[Set problem]:
Sift the material for lines containing "Sairauspoissaolo", and return them.

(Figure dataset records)
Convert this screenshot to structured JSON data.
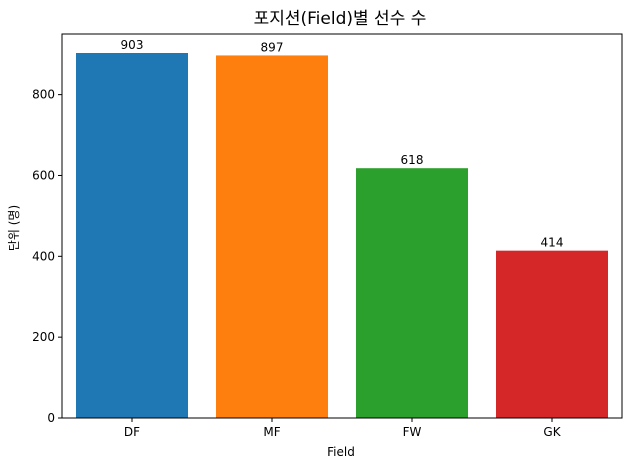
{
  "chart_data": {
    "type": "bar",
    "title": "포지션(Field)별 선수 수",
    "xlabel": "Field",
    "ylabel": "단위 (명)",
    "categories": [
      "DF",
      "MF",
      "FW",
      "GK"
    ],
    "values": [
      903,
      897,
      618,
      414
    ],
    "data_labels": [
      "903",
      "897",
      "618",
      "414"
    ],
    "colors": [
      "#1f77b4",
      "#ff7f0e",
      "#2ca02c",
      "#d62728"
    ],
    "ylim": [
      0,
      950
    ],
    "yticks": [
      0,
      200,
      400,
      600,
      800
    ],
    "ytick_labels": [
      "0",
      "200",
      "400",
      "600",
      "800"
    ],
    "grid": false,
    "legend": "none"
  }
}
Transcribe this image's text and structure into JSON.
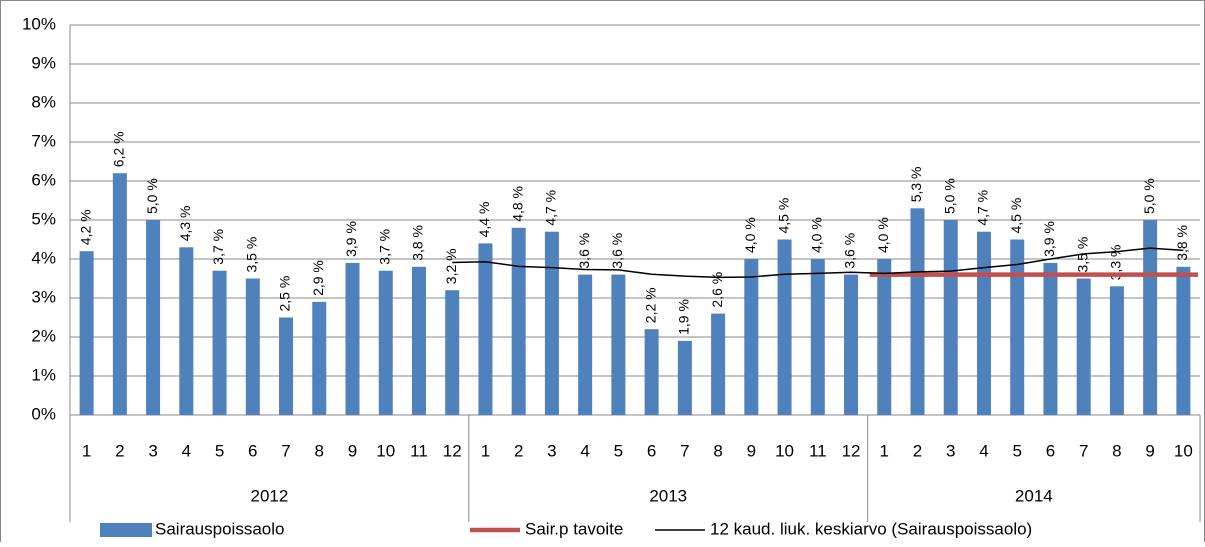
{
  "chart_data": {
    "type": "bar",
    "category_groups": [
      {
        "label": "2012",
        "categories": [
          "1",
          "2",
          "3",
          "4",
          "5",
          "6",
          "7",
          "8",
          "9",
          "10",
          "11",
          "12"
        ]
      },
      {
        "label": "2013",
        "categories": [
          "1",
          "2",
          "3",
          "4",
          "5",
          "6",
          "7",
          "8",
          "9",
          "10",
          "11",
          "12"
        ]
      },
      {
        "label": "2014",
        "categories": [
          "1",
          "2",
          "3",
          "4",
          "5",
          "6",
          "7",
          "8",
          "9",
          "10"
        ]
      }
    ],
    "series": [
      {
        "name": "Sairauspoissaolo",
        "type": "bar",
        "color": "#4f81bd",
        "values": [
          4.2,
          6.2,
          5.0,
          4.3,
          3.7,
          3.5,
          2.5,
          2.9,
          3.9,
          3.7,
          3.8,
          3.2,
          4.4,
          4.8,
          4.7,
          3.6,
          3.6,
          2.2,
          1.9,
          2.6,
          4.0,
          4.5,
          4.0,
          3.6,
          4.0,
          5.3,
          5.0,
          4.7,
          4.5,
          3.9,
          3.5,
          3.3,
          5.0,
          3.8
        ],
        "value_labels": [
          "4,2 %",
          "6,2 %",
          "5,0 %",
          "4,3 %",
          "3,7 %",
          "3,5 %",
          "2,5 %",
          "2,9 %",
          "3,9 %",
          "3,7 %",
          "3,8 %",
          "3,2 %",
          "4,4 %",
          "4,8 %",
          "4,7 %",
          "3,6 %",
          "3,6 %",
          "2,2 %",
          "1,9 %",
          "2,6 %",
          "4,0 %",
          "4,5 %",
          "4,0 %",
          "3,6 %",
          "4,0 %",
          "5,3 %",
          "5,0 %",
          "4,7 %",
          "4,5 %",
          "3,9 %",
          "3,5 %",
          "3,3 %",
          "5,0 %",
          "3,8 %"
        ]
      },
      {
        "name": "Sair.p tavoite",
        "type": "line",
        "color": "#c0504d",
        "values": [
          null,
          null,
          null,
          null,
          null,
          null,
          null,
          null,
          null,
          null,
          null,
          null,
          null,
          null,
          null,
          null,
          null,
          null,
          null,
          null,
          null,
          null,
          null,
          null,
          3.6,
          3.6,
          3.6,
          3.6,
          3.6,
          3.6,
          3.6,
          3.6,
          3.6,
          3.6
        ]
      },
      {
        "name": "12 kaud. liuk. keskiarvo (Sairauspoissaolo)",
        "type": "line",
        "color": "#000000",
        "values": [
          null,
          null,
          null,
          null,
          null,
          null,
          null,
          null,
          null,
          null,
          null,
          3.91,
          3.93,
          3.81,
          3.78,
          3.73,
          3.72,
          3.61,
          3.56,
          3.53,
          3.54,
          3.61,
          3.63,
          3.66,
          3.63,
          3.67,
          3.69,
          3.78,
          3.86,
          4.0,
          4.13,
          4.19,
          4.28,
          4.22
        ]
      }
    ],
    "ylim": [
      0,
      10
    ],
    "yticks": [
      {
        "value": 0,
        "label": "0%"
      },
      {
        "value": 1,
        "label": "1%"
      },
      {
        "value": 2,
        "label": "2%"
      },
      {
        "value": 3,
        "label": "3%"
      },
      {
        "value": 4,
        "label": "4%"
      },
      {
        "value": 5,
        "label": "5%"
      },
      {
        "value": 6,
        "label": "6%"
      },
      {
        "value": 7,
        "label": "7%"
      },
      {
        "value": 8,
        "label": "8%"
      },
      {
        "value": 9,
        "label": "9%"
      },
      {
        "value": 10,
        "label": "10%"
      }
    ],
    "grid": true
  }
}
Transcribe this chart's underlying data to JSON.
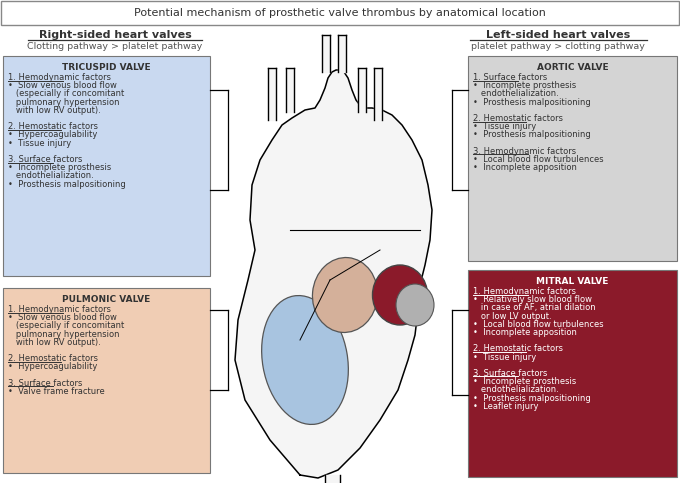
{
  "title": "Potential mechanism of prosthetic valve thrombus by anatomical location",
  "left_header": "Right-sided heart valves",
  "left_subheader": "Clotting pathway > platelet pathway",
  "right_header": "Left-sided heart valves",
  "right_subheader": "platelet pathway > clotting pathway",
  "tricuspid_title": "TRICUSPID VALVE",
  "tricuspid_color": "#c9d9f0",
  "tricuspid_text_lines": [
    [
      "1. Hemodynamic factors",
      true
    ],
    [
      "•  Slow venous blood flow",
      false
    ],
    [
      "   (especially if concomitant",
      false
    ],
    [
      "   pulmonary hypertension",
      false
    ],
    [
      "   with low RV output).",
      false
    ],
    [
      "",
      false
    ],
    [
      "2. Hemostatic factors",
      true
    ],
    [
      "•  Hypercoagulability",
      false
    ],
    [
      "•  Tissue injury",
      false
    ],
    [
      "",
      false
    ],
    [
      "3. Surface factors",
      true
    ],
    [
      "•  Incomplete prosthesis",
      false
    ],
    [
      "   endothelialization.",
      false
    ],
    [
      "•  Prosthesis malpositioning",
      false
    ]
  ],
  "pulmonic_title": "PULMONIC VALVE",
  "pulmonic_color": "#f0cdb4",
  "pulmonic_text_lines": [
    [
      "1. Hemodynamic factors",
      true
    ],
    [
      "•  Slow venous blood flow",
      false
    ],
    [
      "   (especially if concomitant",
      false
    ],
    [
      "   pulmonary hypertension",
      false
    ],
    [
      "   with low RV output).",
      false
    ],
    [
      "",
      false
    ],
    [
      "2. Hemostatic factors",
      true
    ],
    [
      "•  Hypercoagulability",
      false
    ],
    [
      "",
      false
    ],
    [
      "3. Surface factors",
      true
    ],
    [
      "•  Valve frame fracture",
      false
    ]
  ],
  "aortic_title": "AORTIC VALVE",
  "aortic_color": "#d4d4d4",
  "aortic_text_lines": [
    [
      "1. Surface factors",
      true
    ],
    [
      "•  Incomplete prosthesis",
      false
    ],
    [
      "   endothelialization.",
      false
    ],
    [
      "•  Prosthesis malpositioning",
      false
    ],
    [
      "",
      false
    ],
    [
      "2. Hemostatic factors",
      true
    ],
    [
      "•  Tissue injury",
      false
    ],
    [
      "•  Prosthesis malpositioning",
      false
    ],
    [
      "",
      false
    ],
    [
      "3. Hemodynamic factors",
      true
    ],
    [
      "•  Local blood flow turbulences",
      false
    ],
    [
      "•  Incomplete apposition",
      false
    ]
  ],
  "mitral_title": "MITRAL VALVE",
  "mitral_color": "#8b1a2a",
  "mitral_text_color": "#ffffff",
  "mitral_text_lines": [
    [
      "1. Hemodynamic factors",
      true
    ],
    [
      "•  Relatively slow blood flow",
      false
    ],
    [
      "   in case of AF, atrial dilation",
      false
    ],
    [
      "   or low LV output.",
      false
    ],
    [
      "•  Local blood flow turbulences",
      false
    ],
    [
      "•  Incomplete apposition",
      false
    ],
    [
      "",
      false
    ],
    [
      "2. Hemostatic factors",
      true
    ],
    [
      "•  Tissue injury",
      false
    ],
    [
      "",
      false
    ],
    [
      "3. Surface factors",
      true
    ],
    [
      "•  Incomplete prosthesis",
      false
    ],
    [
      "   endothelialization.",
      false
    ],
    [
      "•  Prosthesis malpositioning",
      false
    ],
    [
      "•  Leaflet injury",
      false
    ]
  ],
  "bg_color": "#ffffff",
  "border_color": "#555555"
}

[Answer for this exercise]:
        "name": "Sairauspoissaolo",
        "name": "12 kaud. liuk. keskiarvo (Sairauspoissaolo)",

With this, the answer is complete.